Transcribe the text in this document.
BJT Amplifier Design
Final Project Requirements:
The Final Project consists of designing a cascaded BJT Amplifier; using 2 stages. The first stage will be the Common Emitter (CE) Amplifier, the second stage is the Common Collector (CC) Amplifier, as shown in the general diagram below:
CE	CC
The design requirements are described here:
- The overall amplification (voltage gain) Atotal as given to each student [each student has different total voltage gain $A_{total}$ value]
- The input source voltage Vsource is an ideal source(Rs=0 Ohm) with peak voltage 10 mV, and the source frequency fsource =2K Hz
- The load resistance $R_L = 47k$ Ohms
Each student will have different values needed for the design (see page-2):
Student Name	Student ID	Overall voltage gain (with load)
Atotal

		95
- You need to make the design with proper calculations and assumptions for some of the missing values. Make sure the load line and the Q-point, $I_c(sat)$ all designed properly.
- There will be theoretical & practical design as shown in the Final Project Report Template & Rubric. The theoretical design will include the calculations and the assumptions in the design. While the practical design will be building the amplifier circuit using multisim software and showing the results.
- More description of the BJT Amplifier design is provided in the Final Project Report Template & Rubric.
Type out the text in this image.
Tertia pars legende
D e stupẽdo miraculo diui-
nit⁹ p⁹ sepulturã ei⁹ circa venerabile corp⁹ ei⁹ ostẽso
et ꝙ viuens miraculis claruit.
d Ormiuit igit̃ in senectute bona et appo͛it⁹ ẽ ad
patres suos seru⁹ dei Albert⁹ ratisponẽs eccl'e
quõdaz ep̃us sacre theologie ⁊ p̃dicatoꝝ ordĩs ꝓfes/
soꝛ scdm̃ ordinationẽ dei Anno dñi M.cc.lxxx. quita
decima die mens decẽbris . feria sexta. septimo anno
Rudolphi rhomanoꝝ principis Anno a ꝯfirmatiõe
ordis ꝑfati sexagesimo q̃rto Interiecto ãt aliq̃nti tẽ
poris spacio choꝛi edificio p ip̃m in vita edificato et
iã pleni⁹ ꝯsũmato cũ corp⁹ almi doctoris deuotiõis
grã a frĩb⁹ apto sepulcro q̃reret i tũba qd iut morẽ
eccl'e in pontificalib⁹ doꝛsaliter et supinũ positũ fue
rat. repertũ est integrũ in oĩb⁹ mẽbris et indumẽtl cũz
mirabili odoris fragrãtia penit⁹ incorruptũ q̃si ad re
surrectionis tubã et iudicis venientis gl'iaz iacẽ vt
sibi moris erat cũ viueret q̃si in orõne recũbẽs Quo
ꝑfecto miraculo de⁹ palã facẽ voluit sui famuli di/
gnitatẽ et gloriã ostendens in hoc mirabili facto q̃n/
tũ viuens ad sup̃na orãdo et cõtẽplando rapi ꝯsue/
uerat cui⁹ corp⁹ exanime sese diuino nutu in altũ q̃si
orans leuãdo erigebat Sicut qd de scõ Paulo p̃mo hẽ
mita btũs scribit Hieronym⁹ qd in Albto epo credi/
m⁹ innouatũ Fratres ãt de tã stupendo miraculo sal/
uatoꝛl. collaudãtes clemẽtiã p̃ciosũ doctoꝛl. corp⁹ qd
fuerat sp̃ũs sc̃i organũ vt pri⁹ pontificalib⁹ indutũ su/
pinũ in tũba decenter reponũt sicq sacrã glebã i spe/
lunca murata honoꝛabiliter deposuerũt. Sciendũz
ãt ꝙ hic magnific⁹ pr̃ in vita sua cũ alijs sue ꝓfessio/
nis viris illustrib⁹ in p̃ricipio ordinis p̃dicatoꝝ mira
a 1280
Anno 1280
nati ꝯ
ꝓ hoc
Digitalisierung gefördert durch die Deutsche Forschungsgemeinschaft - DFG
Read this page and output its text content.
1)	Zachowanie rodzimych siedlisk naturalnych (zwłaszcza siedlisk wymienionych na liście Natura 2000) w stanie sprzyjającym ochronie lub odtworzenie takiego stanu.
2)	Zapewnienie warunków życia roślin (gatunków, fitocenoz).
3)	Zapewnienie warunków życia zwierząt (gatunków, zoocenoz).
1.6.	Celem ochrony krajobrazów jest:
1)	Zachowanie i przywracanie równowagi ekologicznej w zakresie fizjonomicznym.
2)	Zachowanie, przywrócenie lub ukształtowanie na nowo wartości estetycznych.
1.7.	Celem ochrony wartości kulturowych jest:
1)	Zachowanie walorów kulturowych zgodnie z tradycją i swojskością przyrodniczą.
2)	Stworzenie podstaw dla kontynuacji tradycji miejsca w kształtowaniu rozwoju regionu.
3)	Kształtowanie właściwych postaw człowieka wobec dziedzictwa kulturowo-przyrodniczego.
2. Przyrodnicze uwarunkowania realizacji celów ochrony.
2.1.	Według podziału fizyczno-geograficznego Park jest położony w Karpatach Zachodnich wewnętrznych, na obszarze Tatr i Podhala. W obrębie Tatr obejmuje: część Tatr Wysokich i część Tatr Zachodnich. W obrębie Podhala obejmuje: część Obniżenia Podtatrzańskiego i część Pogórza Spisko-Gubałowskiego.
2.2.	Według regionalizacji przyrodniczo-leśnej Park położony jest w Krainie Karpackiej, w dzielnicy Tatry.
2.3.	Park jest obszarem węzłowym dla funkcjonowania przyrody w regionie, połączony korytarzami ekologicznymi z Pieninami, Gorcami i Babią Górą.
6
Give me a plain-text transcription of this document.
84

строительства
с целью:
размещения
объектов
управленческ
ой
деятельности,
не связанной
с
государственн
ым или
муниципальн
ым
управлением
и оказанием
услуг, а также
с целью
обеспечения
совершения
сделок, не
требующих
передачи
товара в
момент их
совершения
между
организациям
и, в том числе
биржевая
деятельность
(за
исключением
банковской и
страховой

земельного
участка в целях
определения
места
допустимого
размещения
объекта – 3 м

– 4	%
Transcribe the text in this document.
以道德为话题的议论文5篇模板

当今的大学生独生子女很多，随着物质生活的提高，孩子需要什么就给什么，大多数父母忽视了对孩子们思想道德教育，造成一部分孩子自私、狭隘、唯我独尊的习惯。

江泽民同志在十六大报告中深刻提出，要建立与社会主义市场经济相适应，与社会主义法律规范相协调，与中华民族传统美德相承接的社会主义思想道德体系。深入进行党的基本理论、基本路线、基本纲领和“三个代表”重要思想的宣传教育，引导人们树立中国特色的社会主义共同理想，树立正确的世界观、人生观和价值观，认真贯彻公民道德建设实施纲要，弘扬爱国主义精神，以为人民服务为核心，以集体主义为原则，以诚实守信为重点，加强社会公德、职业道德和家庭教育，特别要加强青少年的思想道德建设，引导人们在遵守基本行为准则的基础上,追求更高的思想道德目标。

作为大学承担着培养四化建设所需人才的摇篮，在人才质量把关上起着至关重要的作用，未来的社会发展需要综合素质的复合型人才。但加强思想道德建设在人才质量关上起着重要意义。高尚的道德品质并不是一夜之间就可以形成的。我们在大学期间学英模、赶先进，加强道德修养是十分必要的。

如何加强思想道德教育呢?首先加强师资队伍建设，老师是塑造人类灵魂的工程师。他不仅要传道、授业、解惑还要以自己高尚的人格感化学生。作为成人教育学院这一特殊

TASK TO COMPLETE:
All the data must be duplicated exactly, with nothing added or removed.

PROBLEM SOLUTION:
Transcribe the text in this document.
BJT Amplifier Design
Final Project Requirements:
The Final Project consists of designing a cascaded BJT Amplifier; using 2 stages. The first stage will be the Common Emitter (CE) Amplifier, the second stage is the Common Collector (CC) Amplifier, as shown in the general diagram below:
CE	CC
The design requirements are described here:
- The overall amplification (voltage gain) Atotal as given to each student [each student has different total voltage gain $A_{total}$ value]
- The input source voltage Vsource is an ideal source(Rs=0 Ohm) with peak voltage 10 mV, and the source frequency fsource =2K Hz
- The load resistance $R_L = 47k$ Ohms
Each student will have different values needed for the design (see page-2):
Student Name	Student ID	Overall voltage gain (with load)
Atotal

		95
- You need to make the design with proper calculations and assumptions for some of the missing values. Make sure the load line and the Q-point, $I_c(sat)$ all designed properly.
- There will be theoretical & practical design as shown in the Final Project Report Template & Rubric. The theoretical design will include the calculations and the assumptions in the design. While the practical design will be building the amplifier circuit using multisim software and showing the results.
- More description of the BJT Amplifier design is provided in the Final Project Report Template & Rubric.
Type out the text in this image.
Tertia pars legende
D e stupẽdo miraculo diui-
nit⁹ p⁹ sepulturã ei⁹ circa venerabile corp⁹ ei⁹ ostẽso
et ꝙ viuens miraculis claruit.
d Ormiuit igit̃ in senectute bona et appo͛it⁹ ẽ ad
patres suos seru⁹ dei Albert⁹ ratisponẽs eccl'e
quõdaz ep̃us sacre theologie ⁊ p̃dicatoꝝ ordĩs ꝓfes/
soꝛ scdm̃ ordinationẽ dei Anno dñi M.cc.lxxx. quita
decima die mens decẽbris . feria sexta. septimo anno
Rudolphi rhomanoꝝ principis Anno a ꝯfirmatiõe
ordis ꝑfati sexagesimo q̃rto Interiecto ãt aliq̃nti tẽ
poris spacio choꝛi edificio p ip̃m in vita edificato et
iã pleni⁹ ꝯsũmato cũ corp⁹ almi doctoris deuotiõis
grã a frĩb⁹ apto sepulcro q̃reret i tũba qd iut morẽ
eccl'e in pontificalib⁹ doꝛsaliter et supinũ positũ fue
rat. repertũ est integrũ in oĩb⁹ mẽbris et indumẽtl cũz
mirabili odoris fragrãtia penit⁹ incorruptũ q̃si ad re
surrectionis tubã et iudicis venientis gl'iaz iacẽ vt
sibi moris erat cũ viueret q̃si in orõne recũbẽs Quo
ꝑfecto miraculo de⁹ palã facẽ voluit sui famuli di/
gnitatẽ et gloriã ostendens in hoc mirabili facto q̃n/
tũ viuens ad sup̃na orãdo et cõtẽplando rapi ꝯsue/
uerat cui⁹ corp⁹ exanime sese diuino nutu in altũ q̃si
orans leuãdo erigebat Sicut qd de scõ Paulo p̃mo hẽ
mita btũs scribit Hieronym⁹ qd in Albto epo credi/
m⁹ innouatũ Fratres ãt de tã stupendo miraculo sal/
uatoꝛl. collaudãtes clemẽtiã p̃ciosũ doctoꝛl. corp⁹ qd
fuerat sp̃ũs sc̃i organũ vt pri⁹ pontificalib⁹ indutũ su/
pinũ in tũba decenter reponũt sicq sacrã glebã i spe/
lunca murata honoꝛabiliter deposuerũt. Sciendũz
ãt ꝙ hic magnific⁹ pr̃ in vita sua cũ alijs sue ꝓfessio/
nis viris illustrib⁹ in p̃ricipio ordinis p̃dicatoꝝ mira
a 1280
Anno 1280
nati ꝯ
ꝓ hoc
Digitalisierung gefördert durch die Deutsche Forschungsgemeinschaft - DFG
Read this page and output its text content.
1)	Zachowanie rodzimych siedlisk naturalnych (zwłaszcza siedlisk wymienionych na liście Natura 2000) w stanie sprzyjającym ochronie lub odtworzenie takiego stanu.
2)	Zapewnienie warunków życia roślin (gatunków, fitocenoz).
3)	Zapewnienie warunków życia zwierząt (gatunków, zoocenoz).
1.6.	Celem ochrony krajobrazów jest:
1)	Zachowanie i przywracanie równowagi ekologicznej w zakresie fizjonomicznym.
2)	Zachowanie, przywrócenie lub ukształtowanie na nowo wartości estetycznych.
1.7.	Celem ochrony wartości kulturowych jest:
1)	Zachowanie walorów kulturowych zgodnie z tradycją i swojskością przyrodniczą.
2)	Stworzenie podstaw dla kontynuacji tradycji miejsca w kształtowaniu rozwoju regionu.
3)	Kształtowanie właściwych postaw człowieka wobec dziedzictwa kulturowo-przyrodniczego.
2. Przyrodnicze uwarunkowania realizacji celów ochrony.
2.1.	Według podziału fizyczno-geograficznego Park jest położony w Karpatach Zachodnich wewnętrznych, na obszarze Tatr i Podhala. W obrębie Tatr obejmuje: część Tatr Wysokich i część Tatr Zachodnich. W obrębie Podhala obejmuje: część Obniżenia Podtatrzańskiego i część Pogórza Spisko-Gubałowskiego.
2.2.	Według regionalizacji przyrodniczo-leśnej Park położony jest w Krainie Karpackiej, w dzielnicy Tatry.
2.3.	Park jest obszarem węzłowym dla funkcjonowania przyrody w regionie, połączony korytarzami ekologicznymi z Pieninami, Gorcami i Babią Górą.
6
Give me a plain-text transcription of this document.
84

строительства
с целью:
размещения
объектов
управленческ
ой
деятельности,
не связанной
с
государственн
ым или
муниципальн
ым
управлением
и оказанием
услуг, а также
с целью
обеспечения
совершения
сделок, не
требующих
передачи
товара в
момент их
совершения
между
организациям
и, в том числе
биржевая
деятельность
(за
исключением
банковской и
страховой

земельного
участка в целях
определения
места
допустимого
размещения
объекта – 3 м

– 4	%
Transcribe the text in this document.
以道德为话题的议论文5篇模板

当今的大学生独生子女很多，随着物质生活的提高，孩子需要什么就给什么，大多数父母忽视了对孩子们思想道德教育，造成一部分孩子自私、狭隘、唯我独尊的习惯。

江泽民同志在十六大报告中深刻提出，要建立与社会主义市场经济相适应，与社会主义法律规范相协调，与中华民族传统美德相承接的社会主义思想道德体系。深入进行党的基本理论、基本路线、基本纲领和“三个代表”重要思想的宣传教育，引导人们树立中国特色的社会主义共同理想，树立正确的世界观、人生观和价值观，认真贯彻公民道德建设实施纲要，弘扬爱国主义精神，以为人民服务为核心，以集体主义为原则，以诚实守信为重点，加强社会公德、职业道德和家庭教育，特别要加强青少年的思想道德建设，引导人们在遵守基本行为准则的基础上,追求更高的思想道德目标。

作为大学承担着培养四化建设所需人才的摇篮，在人才质量把关上起着至关重要的作用，未来的社会发展需要综合素质的复合型人才。但加强思想道德建设在人才质量关上起着重要意义。高尚的道德品质并不是一夜之间就可以形成的。我们在大学期间学英模、赶先进，加强道德修养是十分必要的。

如何加强思想道德教育呢?首先加强师资队伍建设，老师是塑造人类灵魂的工程师。他不仅要传道、授业、解惑还要以自己高尚的人格感化学生。作为成人教育学院这一特殊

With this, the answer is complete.